▶ _What needs to be done_
If a line in the data contains "ylabel", copy it out.

────

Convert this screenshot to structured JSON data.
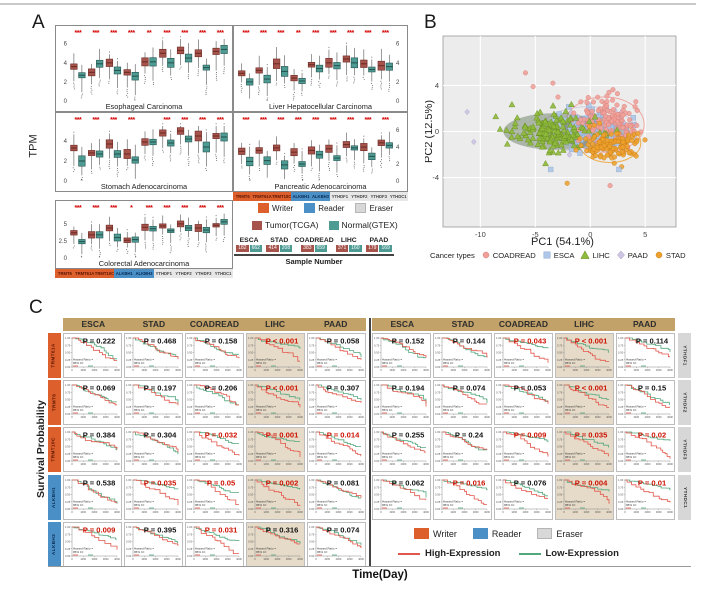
{
  "panels": {
    "a": {
      "label": "A"
    },
    "b": {
      "label": "B"
    },
    "c": {
      "label": "C"
    }
  },
  "colors": {
    "tumor": "#A6534B",
    "tumor_dark": "#6E2C26",
    "normal": "#4E9B94",
    "normal_dark": "#25544F",
    "writer": "#DD5F2B",
    "reader": "#4A90C6",
    "eraser": "#D8D8D8",
    "sig_star": "#D40000",
    "high_expression": "#E2574C",
    "low_expression": "#53A77D",
    "header_tan": "#C2A269",
    "lihc_bg": "#E6DBC8",
    "coadread": "#F0A099",
    "esca": "#AEC6E8",
    "lihc": "#8FBB3C",
    "paad": "#CDC5E2",
    "stad": "#EFA12E"
  },
  "chart_data": {
    "boxplots": {
      "type": "box",
      "ylabel": "TPM",
      "genes": [
        "TRMT6",
        "TRMT61A",
        "TRMT10C",
        "ALKBH1",
        "ALKBH3",
        "YTHDF1",
        "YTHDF2",
        "YTHDF3",
        "YTHDC1"
      ],
      "gene_classes": [
        "writer",
        "writer",
        "writer",
        "reader",
        "reader",
        "eraser",
        "eraser",
        "eraser",
        "eraser"
      ],
      "class_legend": [
        {
          "label": "Writer",
          "key": "writer"
        },
        {
          "label": "Reader",
          "key": "reader"
        },
        {
          "label": "Eraser",
          "key": "eraser"
        }
      ],
      "series_legend": [
        {
          "label": "Tumor(TCGA)",
          "key": "tumor"
        },
        {
          "label": "Normal(GTEX)",
          "key": "normal"
        }
      ],
      "sample_table": {
        "caption": "Sample Number",
        "columns": [
          "ESCA",
          "STAD",
          "COADREAD",
          "LIHC",
          "PAAD"
        ],
        "tumor_counts": [
          "182",
          "414",
          "383",
          "371",
          "179"
        ],
        "normal_counts": [
          "662",
          "208",
          "659",
          "160",
          "169"
        ]
      },
      "panels": [
        {
          "title": "Esophageal Carcinoma",
          "ylim": [
            0,
            6.6
          ],
          "yticks": [
            0,
            2,
            4,
            6
          ],
          "tick_side": "left",
          "tumor": [
            3.6,
            3.0,
            4.0,
            3.0,
            4.1,
            5.0,
            5.3,
            5.0,
            5.2
          ],
          "normal": [
            2.7,
            3.9,
            3.2,
            2.6,
            4.1,
            4.0,
            4.5,
            3.5,
            5.4
          ],
          "sig": [
            "***",
            "***",
            "***",
            "***",
            "**",
            "***",
            "***",
            "***",
            "***"
          ]
        },
        {
          "title": "Liver Hepatocellular Carcinoma",
          "ylim": [
            0,
            6.6
          ],
          "yticks": [
            0,
            2,
            4,
            6
          ],
          "tick_side": "right",
          "tumor": [
            2.9,
            3.2,
            3.9,
            2.4,
            3.8,
            4.0,
            4.4,
            3.9,
            3.7
          ],
          "normal": [
            2.0,
            2.3,
            3.1,
            2.1,
            3.4,
            3.7,
            4.0,
            3.3,
            3.6
          ],
          "sig": [
            "***",
            "***",
            "***",
            "**",
            "***",
            "***",
            "***",
            "***",
            "***"
          ]
        },
        {
          "title": "Stomach Adenocarcinoma",
          "ylim": [
            0,
            5.6
          ],
          "yticks": [
            0,
            2,
            4
          ],
          "tick_side": "left",
          "tumor": [
            3.3,
            2.8,
            3.7,
            2.7,
            3.9,
            4.8,
            5.0,
            4.5,
            4.5
          ],
          "normal": [
            2.0,
            2.7,
            2.7,
            2.1,
            3.9,
            3.8,
            4.2,
            3.4,
            4.4
          ],
          "sig": [
            "***",
            "***",
            "***",
            "***",
            "",
            "***",
            "***",
            "***",
            "***"
          ]
        },
        {
          "title": "Pancreatic Adenocarcinoma",
          "ylim": [
            0,
            6.6
          ],
          "yticks": [
            0,
            2,
            4,
            6
          ],
          "tick_side": "right",
          "tumor": [
            3.5,
            3.6,
            3.9,
            3.4,
            3.6,
            3.8,
            4.3,
            4.0,
            4.5
          ],
          "normal": [
            2.3,
            2.4,
            1.9,
            2.0,
            3.1,
            2.7,
            3.9,
            2.9,
            4.2
          ],
          "sig": [
            "***",
            "***",
            "***",
            "***",
            "***",
            "***",
            "***",
            "***",
            "***"
          ]
        },
        {
          "title": "Colorectal Adenocarcinoma",
          "ylim": [
            0,
            6.6
          ],
          "yticks": [
            0,
            2.5,
            5
          ],
          "tick_side": "left",
          "tumor": [
            3.7,
            3.4,
            4.4,
            2.6,
            4.5,
            4.7,
            5.0,
            4.4,
            4.8
          ],
          "normal": [
            2.4,
            3.4,
            3.0,
            2.7,
            4.3,
            4.0,
            4.4,
            4.1,
            5.3
          ],
          "sig": [
            "***",
            "***",
            "***",
            "*",
            "***",
            "***",
            "***",
            "***",
            "***"
          ]
        }
      ]
    },
    "pca": {
      "type": "scatter",
      "xlabel": "PC1 (54.1%)",
      "ylabel": "PC2 (12.5%)",
      "legend_title": "Cancer types",
      "xticks": [
        -10,
        -5,
        0,
        5
      ],
      "yticks": [
        -4,
        0,
        4
      ],
      "xlim": [
        -13.4,
        7.8
      ],
      "ylim": [
        -8.3,
        8.3
      ],
      "groups": [
        {
          "name": "COADREAD",
          "marker": "circle",
          "color": "#F0A099",
          "edge": "#d97e77",
          "center": [
            1.6,
            0.9
          ],
          "sx": 1.6,
          "sy": 1.1,
          "n": 150
        },
        {
          "name": "ESCA",
          "marker": "square",
          "color": "#AEC6E8",
          "edge": "#8aa9cf",
          "center": [
            0.3,
            0.0
          ],
          "sx": 1.6,
          "sy": 0.8,
          "n": 100
        },
        {
          "name": "LIHC",
          "marker": "triangle",
          "color": "#8FBB3C",
          "edge": "#6a8f23",
          "center": [
            -3.3,
            0.0
          ],
          "sx": 1.9,
          "sy": 0.9,
          "n": 160
        },
        {
          "name": "PAAD",
          "marker": "diamond",
          "color": "#CDC5E2",
          "edge": "#a99cc9",
          "center": [
            0.2,
            0.2
          ],
          "sx": 1.8,
          "sy": 0.8,
          "n": 80
        },
        {
          "name": "STAD",
          "marker": "circle",
          "color": "#EFA12E",
          "edge": "#c77f14",
          "center": [
            1.7,
            -1.2
          ],
          "sx": 1.3,
          "sy": 0.7,
          "n": 120
        }
      ],
      "outliers": [
        {
          "group": "PAAD",
          "x": -11.2,
          "y": 1.7
        },
        {
          "group": "PAAD",
          "x": -10.6,
          "y": -0.9
        },
        {
          "group": "LIHC",
          "x": -8.6,
          "y": 1.3
        },
        {
          "group": "LIHC",
          "x": -8.2,
          "y": 0.2
        },
        {
          "group": "STAD",
          "x": -2.1,
          "y": -4.5
        },
        {
          "group": "COADREAD",
          "x": 1.8,
          "y": -4.7
        },
        {
          "group": "ESCA",
          "x": -3.6,
          "y": -3.3
        },
        {
          "group": "ESCA",
          "x": 2.6,
          "y": -3.3
        },
        {
          "group": "COADREAD",
          "x": -5.9,
          "y": 5.1
        },
        {
          "group": "COADREAD",
          "x": -5.2,
          "y": 3.9
        },
        {
          "group": "COADREAD",
          "x": -3.4,
          "y": 4.2
        },
        {
          "group": "COADREAD",
          "x": 1.7,
          "y": 3.4
        }
      ]
    },
    "survival": {
      "type": "line",
      "xlabel": "Time(Day)",
      "ylabel": "Survival Probability",
      "columns": [
        "ESCA",
        "STAD",
        "COADREAD",
        "LIHC",
        "PAAD"
      ],
      "highlight_column": "LIHC",
      "ytick_labels": [
        "1.00",
        "0.75",
        "0.50",
        "0.25",
        "0.00"
      ],
      "xtick_labels": [
        "0",
        "1000",
        "2000",
        "3000",
        "4000"
      ],
      "stats_labels": {
        "hr": "Hazard Ratio =",
        "ci": "95% CI:"
      },
      "legend_lines": [
        {
          "label": "High-Expression",
          "key": "high_expression"
        },
        {
          "label": "Low-Expression",
          "key": "low_expression"
        }
      ],
      "left_rows": [
        {
          "gene": "TRMT61A",
          "class": "writer",
          "p": [
            "P = 0.222",
            "P = 0.468",
            "P = 0.158",
            "P < 0.001",
            "P = 0.058"
          ],
          "sig": [
            false,
            false,
            false,
            true,
            false
          ]
        },
        {
          "gene": "TRMT6",
          "class": "writer",
          "p": [
            "P = 0.069",
            "P = 0.197",
            "P = 0.206",
            "P < 0.001",
            "P = 0.307"
          ],
          "sig": [
            false,
            false,
            false,
            true,
            false
          ]
        },
        {
          "gene": "TRMT10C",
          "class": "writer",
          "p": [
            "P = 0.384",
            "P = 0.304",
            "P = 0.032",
            "P = 0.001",
            "P = 0.014"
          ],
          "sig": [
            false,
            false,
            true,
            true,
            true
          ]
        },
        {
          "gene": "ALKBH1",
          "class": "reader",
          "p": [
            "P = 0.538",
            "P = 0.035",
            "P = 0.05",
            "P = 0.002",
            "P = 0.081"
          ],
          "sig": [
            false,
            true,
            true,
            true,
            false
          ]
        },
        {
          "gene": "ALKBH3",
          "class": "reader",
          "p": [
            "P = 0.009",
            "P = 0.395",
            "P = 0.031",
            "P = 0.316",
            "P = 0.074"
          ],
          "sig": [
            true,
            false,
            true,
            false,
            false
          ]
        }
      ],
      "right_rows": [
        {
          "gene": "YTHDF1",
          "class": "eraser",
          "p": [
            "P = 0.152",
            "P = 0.144",
            "P = 0.043",
            "P < 0.001",
            "P = 0.114"
          ],
          "sig": [
            false,
            false,
            true,
            true,
            false
          ]
        },
        {
          "gene": "YTHDF2",
          "class": "eraser",
          "p": [
            "P = 0.194",
            "P = 0.074",
            "P = 0.053",
            "P < 0.001",
            "P = 0.15"
          ],
          "sig": [
            false,
            false,
            false,
            true,
            false
          ]
        },
        {
          "gene": "YTHDF3",
          "class": "eraser",
          "p": [
            "P = 0.255",
            "P = 0.24",
            "P = 0.009",
            "P = 0.035",
            "P = 0.02"
          ],
          "sig": [
            false,
            false,
            true,
            true,
            true
          ]
        },
        {
          "gene": "YTHDC1",
          "class": "eraser",
          "p": [
            "P = 0.062",
            "P = 0.016",
            "P = 0.076",
            "P = 0.004",
            "P = 0.01"
          ],
          "sig": [
            false,
            true,
            false,
            true,
            true
          ]
        }
      ]
    }
  }
}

────

▶ _Reply to the task_
      "ylabel": "TPM",
      "ylabel": "PC2 (12.5%)",
      "ylabel": "Survival Probability",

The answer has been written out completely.